#### Records provided
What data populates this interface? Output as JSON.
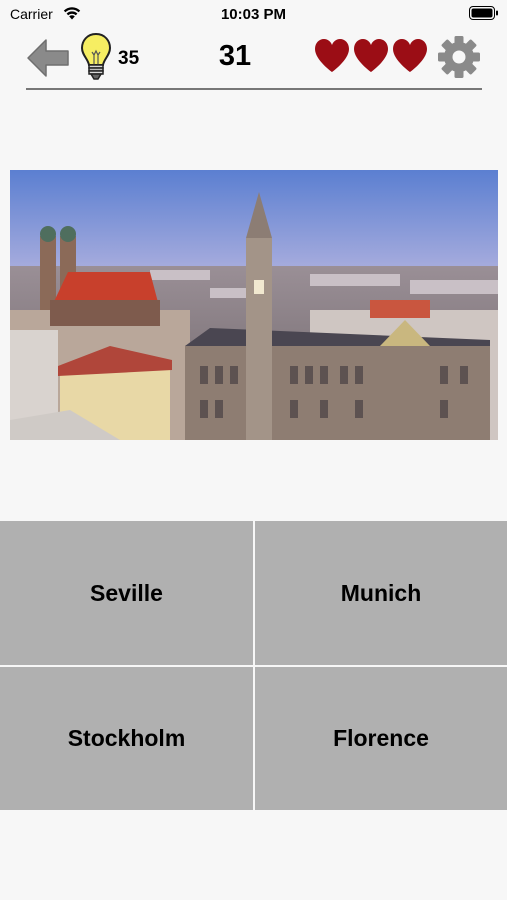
{
  "status_bar": {
    "carrier": "Carrier",
    "time": "10:03 PM"
  },
  "top_bar": {
    "back_icon": "arrow-left-icon",
    "hint_icon": "lightbulb-icon",
    "hint_count": "35",
    "score": "31",
    "lives": 3,
    "life_icon": "heart-icon",
    "settings_icon": "gear-icon"
  },
  "colors": {
    "heart": "#9b0d15",
    "icon_gray": "#8a8a8a",
    "answer_bg": "#b0b0b0",
    "background": "#f7f7f7"
  },
  "answers": [
    {
      "label": "Seville"
    },
    {
      "label": "Munich"
    },
    {
      "label": "Stockholm"
    },
    {
      "label": "Florence"
    }
  ]
}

#### Directions for this task
Return all lines containing "label".

#### Expected answer
      "label": "Seville"
      "label": "Munich"
      "label": "Stockholm"
      "label": "Florence"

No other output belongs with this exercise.